## [INSTRUCTIONS FOR THE TASK]
Collect every line below that contains the word "JSON".

[Chart and figure data]
☆ ☆ ☆

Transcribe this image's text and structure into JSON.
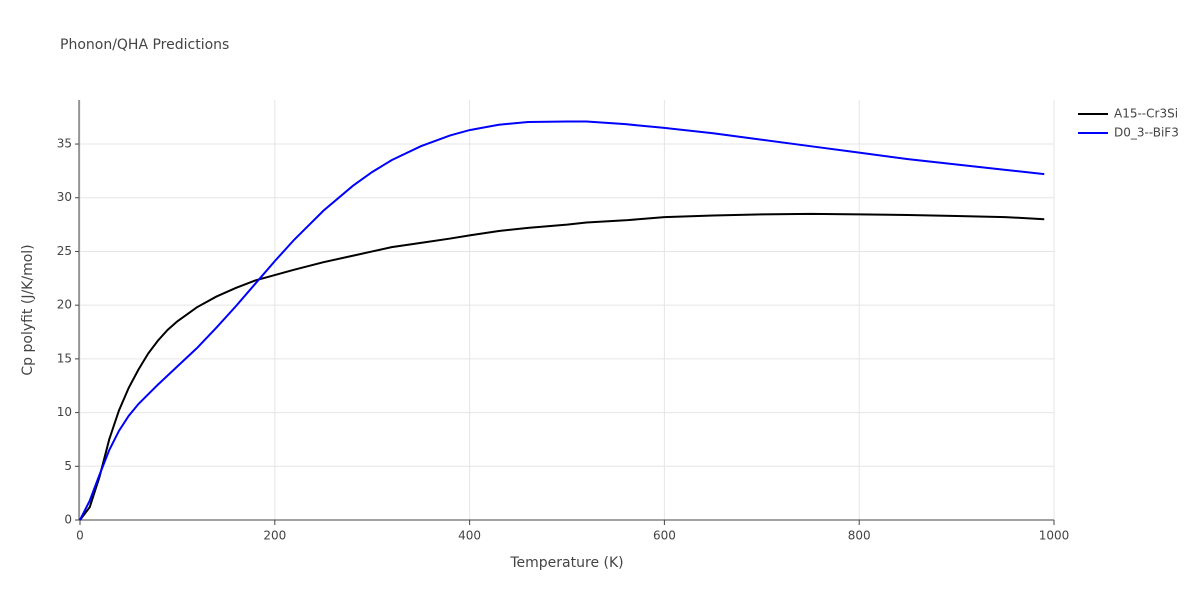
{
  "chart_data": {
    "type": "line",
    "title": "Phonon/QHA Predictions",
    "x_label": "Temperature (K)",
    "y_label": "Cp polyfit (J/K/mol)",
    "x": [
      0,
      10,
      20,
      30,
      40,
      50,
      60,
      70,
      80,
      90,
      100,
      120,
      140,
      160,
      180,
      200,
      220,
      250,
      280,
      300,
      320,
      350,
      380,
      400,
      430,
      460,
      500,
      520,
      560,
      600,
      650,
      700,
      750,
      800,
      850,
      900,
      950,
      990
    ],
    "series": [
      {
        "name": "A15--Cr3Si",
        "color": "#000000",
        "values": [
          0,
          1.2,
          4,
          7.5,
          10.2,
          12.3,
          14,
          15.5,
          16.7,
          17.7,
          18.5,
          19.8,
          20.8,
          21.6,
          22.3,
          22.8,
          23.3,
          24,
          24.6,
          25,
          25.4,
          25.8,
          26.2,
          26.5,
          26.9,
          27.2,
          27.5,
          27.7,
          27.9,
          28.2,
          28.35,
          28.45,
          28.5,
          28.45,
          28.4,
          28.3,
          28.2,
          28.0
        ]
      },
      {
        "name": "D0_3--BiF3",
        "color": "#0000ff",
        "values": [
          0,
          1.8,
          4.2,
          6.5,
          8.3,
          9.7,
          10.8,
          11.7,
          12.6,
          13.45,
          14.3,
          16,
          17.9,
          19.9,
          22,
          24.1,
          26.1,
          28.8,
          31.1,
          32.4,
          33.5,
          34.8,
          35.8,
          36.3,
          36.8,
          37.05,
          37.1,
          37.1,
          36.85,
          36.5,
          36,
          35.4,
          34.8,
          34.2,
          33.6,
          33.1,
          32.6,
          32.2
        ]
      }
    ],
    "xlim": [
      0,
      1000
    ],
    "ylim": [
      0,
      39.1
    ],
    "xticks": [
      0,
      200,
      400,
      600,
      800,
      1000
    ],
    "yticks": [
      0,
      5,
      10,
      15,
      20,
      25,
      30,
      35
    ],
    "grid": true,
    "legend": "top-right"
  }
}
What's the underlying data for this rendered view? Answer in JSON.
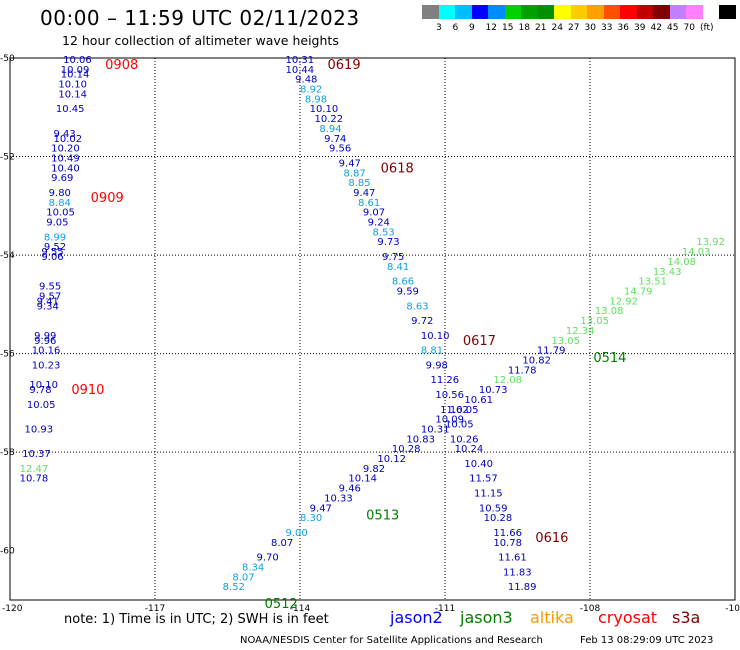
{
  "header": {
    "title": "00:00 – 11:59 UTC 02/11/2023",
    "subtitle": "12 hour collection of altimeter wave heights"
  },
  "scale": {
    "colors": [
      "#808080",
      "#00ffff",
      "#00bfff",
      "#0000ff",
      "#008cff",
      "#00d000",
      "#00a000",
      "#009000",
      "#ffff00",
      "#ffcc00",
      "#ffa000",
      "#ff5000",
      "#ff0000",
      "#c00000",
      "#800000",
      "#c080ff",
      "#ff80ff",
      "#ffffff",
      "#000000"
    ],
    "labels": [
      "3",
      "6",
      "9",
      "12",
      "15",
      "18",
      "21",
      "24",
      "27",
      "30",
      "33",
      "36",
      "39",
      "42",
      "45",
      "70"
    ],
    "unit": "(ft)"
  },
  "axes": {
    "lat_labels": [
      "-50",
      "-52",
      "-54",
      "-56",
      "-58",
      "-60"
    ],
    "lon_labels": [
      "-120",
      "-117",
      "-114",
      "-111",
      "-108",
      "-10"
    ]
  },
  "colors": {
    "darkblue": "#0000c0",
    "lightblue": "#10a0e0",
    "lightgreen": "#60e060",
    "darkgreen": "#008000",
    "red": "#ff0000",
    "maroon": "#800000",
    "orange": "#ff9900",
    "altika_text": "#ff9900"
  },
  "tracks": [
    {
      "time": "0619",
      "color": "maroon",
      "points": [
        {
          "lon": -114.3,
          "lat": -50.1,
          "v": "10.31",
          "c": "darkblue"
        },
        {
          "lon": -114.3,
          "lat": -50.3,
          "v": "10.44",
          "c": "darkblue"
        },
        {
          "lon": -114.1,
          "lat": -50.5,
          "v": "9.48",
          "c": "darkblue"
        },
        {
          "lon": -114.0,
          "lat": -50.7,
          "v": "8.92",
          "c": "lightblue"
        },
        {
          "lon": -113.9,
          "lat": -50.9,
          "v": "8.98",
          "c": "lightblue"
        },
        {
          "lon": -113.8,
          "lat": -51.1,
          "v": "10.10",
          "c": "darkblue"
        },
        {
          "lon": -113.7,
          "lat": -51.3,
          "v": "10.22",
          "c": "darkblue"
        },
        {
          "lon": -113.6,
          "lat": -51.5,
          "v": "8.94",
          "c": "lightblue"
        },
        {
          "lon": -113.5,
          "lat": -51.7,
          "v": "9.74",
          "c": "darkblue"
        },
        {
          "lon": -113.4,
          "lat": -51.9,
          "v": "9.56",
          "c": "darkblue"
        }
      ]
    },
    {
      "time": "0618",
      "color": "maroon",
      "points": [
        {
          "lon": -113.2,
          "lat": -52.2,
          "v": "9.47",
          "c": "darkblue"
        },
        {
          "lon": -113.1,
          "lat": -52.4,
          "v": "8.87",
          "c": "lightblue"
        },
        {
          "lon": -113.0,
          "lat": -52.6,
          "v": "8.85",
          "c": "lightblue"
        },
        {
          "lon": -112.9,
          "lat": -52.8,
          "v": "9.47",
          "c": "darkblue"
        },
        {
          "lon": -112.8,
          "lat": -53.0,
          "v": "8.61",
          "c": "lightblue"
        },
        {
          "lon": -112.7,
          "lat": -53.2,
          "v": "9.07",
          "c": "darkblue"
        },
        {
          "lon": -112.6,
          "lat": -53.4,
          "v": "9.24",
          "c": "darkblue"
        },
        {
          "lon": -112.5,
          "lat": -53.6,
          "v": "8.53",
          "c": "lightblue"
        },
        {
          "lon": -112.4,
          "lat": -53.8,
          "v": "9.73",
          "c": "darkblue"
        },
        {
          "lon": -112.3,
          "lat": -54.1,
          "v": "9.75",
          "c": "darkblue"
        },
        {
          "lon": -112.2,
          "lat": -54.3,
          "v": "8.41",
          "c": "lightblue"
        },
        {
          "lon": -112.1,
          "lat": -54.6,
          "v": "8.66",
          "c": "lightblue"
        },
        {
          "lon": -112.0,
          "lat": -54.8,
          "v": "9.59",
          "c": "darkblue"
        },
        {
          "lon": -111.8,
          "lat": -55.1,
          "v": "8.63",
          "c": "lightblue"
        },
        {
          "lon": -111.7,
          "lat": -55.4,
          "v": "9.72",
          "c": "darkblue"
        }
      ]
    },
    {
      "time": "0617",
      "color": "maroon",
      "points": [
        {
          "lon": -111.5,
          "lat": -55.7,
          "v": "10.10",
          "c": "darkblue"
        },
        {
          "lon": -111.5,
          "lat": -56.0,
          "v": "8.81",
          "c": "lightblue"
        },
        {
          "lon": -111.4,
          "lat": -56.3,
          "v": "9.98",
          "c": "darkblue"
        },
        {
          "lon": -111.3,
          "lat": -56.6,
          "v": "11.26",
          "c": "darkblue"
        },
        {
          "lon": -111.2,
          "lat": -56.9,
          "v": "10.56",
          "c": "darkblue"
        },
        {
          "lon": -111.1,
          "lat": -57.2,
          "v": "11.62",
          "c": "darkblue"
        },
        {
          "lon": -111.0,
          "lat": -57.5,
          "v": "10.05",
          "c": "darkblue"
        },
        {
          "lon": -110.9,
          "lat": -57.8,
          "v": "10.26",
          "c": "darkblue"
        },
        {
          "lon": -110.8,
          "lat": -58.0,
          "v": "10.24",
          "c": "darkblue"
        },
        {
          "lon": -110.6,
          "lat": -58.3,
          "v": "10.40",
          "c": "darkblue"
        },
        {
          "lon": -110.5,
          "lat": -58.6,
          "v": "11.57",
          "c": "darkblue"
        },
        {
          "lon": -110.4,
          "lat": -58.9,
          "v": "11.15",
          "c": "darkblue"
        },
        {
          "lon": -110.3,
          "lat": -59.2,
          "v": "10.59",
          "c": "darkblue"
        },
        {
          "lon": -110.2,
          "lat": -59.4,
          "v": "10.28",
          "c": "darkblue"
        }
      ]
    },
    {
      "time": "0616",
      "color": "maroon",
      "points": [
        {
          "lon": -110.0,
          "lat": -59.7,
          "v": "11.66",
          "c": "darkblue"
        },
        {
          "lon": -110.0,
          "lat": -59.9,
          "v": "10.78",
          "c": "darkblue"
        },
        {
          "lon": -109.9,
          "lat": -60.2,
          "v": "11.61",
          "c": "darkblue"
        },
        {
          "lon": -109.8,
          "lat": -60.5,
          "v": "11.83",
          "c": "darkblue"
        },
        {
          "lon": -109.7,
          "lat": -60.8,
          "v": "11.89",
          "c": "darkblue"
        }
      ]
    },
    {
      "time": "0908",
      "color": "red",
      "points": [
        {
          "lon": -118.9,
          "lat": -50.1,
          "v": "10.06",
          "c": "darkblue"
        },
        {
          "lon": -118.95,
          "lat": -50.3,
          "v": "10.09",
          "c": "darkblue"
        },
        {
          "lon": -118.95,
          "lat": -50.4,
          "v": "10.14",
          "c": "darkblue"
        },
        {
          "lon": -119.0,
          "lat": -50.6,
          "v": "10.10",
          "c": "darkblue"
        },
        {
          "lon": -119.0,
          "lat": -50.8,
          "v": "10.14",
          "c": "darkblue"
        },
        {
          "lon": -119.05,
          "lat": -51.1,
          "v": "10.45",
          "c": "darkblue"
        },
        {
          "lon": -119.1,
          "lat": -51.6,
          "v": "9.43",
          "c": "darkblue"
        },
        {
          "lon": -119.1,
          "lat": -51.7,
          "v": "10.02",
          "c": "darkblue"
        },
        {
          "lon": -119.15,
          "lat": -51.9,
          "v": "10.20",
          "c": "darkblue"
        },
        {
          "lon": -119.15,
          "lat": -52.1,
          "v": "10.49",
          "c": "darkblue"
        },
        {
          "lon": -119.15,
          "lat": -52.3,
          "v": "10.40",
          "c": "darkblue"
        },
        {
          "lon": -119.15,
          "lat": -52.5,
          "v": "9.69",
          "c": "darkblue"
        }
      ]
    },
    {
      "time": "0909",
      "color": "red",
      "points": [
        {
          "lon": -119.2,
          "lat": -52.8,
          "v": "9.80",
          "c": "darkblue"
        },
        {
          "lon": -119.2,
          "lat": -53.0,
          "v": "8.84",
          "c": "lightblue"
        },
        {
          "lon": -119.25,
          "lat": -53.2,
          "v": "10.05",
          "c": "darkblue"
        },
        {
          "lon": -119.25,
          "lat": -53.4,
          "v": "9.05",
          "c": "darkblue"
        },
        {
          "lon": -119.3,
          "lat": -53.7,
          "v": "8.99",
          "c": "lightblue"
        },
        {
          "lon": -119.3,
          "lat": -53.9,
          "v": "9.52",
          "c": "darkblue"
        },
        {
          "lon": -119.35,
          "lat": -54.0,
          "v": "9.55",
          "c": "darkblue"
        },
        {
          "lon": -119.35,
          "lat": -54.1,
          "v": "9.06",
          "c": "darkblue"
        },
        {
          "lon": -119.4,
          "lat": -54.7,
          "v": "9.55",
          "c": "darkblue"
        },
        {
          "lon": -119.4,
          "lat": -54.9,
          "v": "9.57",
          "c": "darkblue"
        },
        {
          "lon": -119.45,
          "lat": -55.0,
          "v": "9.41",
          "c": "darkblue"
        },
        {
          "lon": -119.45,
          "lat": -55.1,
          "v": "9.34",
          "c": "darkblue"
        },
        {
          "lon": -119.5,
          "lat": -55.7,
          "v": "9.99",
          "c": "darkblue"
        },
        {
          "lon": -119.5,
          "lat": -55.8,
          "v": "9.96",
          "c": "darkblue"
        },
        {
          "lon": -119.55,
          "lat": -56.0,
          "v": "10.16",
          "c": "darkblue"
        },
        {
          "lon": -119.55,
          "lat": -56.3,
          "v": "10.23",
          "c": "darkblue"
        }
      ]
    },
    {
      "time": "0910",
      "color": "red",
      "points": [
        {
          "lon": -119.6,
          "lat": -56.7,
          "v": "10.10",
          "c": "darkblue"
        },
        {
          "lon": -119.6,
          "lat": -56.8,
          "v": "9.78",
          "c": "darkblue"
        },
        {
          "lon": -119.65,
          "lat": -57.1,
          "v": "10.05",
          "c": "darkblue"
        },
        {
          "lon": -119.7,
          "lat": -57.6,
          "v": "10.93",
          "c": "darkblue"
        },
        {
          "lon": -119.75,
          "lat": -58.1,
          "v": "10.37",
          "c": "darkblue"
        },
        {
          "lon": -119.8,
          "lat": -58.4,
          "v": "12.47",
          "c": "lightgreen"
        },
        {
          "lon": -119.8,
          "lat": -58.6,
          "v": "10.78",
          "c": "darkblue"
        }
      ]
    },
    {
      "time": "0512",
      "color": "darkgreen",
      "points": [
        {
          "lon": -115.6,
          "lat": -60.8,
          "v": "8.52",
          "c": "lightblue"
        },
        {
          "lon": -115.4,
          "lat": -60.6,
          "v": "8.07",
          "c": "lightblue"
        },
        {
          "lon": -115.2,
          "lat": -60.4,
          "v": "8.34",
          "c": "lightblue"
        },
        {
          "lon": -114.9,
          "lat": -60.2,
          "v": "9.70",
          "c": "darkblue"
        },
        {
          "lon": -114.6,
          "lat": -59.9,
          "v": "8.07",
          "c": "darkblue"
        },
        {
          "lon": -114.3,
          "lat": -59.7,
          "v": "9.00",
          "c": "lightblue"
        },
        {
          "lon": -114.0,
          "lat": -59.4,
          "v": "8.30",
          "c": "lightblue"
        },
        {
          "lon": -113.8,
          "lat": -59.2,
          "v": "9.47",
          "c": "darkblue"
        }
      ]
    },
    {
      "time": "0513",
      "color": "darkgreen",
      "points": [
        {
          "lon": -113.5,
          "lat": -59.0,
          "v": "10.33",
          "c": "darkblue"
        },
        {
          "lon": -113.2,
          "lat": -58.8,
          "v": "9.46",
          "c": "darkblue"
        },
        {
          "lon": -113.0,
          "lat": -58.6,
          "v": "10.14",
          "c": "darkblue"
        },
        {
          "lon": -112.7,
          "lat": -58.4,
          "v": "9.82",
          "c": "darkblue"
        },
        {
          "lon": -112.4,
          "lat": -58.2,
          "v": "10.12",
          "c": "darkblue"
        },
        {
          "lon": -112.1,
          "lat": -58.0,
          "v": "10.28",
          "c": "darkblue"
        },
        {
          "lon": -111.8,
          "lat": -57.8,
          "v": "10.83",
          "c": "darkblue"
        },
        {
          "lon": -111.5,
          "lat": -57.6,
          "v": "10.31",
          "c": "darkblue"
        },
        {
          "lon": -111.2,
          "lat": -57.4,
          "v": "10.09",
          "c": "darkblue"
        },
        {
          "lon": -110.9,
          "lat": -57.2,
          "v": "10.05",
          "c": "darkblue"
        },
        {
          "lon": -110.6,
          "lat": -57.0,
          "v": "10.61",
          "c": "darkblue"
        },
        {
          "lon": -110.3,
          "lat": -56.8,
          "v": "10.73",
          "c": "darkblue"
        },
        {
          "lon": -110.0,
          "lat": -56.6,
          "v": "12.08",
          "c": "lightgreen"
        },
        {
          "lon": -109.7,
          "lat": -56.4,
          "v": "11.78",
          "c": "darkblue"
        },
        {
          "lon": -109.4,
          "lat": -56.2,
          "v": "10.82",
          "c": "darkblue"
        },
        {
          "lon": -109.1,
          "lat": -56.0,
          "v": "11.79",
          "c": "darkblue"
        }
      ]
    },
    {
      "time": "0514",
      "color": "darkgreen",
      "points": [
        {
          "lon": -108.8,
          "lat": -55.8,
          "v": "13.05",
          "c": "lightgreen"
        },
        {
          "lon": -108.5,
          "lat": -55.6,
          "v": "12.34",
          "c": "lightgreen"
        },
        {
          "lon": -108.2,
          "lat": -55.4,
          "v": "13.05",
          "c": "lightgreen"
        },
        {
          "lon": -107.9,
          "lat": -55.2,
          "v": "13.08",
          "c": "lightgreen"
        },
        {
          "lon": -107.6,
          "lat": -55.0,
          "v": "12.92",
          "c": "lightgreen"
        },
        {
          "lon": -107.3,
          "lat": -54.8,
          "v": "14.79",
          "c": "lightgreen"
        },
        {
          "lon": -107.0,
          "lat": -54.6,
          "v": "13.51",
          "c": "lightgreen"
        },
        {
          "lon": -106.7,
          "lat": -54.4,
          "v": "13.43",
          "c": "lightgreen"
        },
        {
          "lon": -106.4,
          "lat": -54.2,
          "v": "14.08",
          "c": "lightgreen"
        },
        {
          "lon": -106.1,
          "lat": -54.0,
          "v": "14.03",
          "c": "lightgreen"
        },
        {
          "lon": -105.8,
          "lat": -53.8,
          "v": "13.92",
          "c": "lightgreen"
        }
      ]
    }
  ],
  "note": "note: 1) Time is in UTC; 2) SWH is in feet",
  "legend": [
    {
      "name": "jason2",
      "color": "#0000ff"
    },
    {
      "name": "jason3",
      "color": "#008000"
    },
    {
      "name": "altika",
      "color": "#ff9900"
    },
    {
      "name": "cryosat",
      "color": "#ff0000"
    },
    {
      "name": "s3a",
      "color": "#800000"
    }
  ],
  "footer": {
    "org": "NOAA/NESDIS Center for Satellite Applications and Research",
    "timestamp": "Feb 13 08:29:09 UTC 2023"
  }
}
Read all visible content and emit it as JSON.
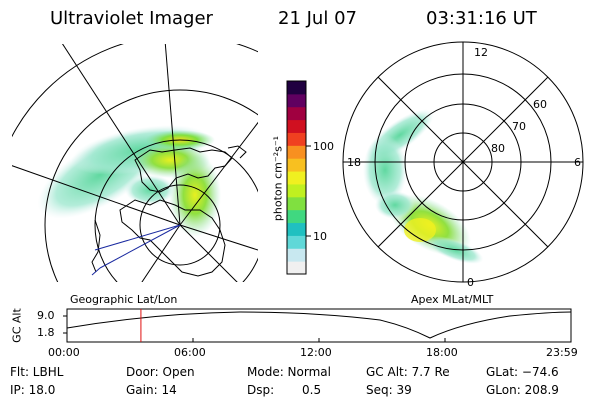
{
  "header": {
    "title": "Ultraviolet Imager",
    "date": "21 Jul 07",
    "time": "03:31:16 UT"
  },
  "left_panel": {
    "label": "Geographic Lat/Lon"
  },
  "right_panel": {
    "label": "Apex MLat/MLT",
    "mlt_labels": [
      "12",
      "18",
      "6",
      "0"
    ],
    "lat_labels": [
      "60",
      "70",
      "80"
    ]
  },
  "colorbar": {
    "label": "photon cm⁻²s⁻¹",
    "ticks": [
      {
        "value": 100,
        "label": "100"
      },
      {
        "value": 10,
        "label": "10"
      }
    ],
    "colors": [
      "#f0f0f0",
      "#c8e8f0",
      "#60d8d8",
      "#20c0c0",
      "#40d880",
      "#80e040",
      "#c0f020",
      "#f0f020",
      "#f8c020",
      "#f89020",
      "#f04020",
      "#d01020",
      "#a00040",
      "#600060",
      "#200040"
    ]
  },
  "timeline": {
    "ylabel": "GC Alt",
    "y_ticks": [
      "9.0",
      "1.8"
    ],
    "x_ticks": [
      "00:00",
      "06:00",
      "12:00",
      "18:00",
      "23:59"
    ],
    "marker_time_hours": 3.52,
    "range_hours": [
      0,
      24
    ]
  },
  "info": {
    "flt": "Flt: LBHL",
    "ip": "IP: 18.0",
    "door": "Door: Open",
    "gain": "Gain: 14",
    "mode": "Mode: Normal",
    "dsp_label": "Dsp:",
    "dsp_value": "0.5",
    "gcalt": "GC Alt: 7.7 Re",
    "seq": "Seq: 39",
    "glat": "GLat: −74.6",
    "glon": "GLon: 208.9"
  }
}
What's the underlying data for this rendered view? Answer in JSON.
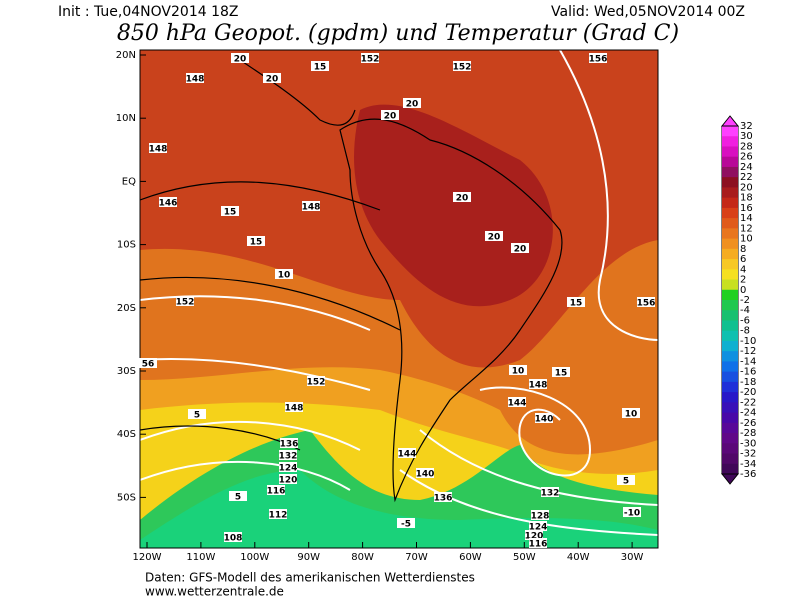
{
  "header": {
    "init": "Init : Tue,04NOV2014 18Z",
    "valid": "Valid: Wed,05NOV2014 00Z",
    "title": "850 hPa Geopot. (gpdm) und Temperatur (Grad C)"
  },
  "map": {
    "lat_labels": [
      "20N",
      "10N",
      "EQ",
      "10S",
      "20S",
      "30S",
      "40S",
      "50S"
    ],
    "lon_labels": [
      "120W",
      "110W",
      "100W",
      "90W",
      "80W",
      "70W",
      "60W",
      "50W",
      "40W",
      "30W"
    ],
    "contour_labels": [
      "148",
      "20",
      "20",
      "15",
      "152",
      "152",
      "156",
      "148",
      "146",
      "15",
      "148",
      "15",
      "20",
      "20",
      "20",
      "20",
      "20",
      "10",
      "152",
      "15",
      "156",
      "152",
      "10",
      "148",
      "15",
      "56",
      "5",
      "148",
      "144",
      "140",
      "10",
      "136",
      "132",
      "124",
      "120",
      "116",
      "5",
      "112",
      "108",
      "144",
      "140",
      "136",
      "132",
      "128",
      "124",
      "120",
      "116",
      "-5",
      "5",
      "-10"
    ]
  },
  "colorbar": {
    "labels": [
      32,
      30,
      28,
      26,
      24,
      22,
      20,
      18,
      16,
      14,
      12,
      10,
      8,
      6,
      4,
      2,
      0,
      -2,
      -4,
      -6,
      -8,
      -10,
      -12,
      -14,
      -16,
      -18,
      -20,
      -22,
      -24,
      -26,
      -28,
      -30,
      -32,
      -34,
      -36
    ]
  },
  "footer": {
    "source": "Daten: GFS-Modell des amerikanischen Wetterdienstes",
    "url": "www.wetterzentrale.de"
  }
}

☆ ☆ ☆

## [THE OUTPUT]
Transcribe this image's text and structure into JSON.
What's the underlying data for this rendered view? Answer in JSON.
Read all visible content and emit it as JSON.
What's the underlying data for this rendered view? Answer in JSON.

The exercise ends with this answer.